Collected data entries
########################################

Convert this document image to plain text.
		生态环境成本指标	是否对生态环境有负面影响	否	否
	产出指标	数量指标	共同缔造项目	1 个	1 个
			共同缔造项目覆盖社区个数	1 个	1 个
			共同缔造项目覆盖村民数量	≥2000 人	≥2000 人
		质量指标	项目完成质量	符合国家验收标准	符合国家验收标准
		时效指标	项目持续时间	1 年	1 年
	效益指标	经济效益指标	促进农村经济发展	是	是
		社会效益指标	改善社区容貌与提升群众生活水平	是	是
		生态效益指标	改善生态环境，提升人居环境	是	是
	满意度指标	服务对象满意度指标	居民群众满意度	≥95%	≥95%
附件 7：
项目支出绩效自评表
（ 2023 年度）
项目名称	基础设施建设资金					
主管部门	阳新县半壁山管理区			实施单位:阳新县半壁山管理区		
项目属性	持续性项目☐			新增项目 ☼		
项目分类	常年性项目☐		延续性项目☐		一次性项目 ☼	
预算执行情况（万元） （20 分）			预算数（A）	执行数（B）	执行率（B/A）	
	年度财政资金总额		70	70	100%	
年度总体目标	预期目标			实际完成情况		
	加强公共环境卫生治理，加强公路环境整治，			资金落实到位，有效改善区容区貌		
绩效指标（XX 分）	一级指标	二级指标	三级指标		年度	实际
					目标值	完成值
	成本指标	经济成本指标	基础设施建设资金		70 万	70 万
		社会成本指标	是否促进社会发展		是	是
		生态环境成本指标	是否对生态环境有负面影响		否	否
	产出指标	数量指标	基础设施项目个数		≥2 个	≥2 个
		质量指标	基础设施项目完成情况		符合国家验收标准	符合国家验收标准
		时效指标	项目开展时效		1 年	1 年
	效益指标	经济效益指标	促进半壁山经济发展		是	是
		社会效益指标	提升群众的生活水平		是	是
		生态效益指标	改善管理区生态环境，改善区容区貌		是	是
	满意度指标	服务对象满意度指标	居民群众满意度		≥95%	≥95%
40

########################################

# Set exercise
All of the data shown above must be copied exactly.

# The reply
Convert this document image to plain text.
		生态环境成本指标	是否对生态环境有负面影响	否	否
	产出指标	数量指标	共同缔造项目	1 个	1 个
			共同缔造项目覆盖社区个数	1 个	1 个
			共同缔造项目覆盖村民数量	≥2000 人	≥2000 人
		质量指标	项目完成质量	符合国家验收标准	符合国家验收标准
		时效指标	项目持续时间	1 年	1 年
	效益指标	经济效益指标	促进农村经济发展	是	是
		社会效益指标	改善社区容貌与提升群众生活水平	是	是
		生态效益指标	改善生态环境，提升人居环境	是	是
	满意度指标	服务对象满意度指标	居民群众满意度	≥95%	≥95%
附件 7：
项目支出绩效自评表
（ 2023 年度）
项目名称	基础设施建设资金					
主管部门	阳新县半壁山管理区			实施单位:阳新县半壁山管理区		
项目属性	持续性项目☐			新增项目 ☼		
项目分类	常年性项目☐		延续性项目☐		一次性项目 ☼	
预算执行情况（万元） （20 分）			预算数（A）	执行数（B）	执行率（B/A）	
	年度财政资金总额		70	70	100%	
年度总体目标	预期目标			实际完成情况		
	加强公共环境卫生治理，加强公路环境整治，			资金落实到位，有效改善区容区貌		
绩效指标（XX 分）	一级指标	二级指标	三级指标		年度	实际
					目标值	完成值
	成本指标	经济成本指标	基础设施建设资金		70 万	70 万
		社会成本指标	是否促进社会发展		是	是
		生态环境成本指标	是否对生态环境有负面影响		否	否
	产出指标	数量指标	基础设施项目个数		≥2 个	≥2 个
		质量指标	基础设施项目完成情况		符合国家验收标准	符合国家验收标准
		时效指标	项目开展时效		1 年	1 年
	效益指标	经济效益指标	促进半壁山经济发展		是	是
		社会效益指标	提升群众的生活水平		是	是
		生态效益指标	改善管理区生态环境，改善区容区貌		是	是
	满意度指标	服务对象满意度指标	居民群众满意度		≥95%	≥95%
40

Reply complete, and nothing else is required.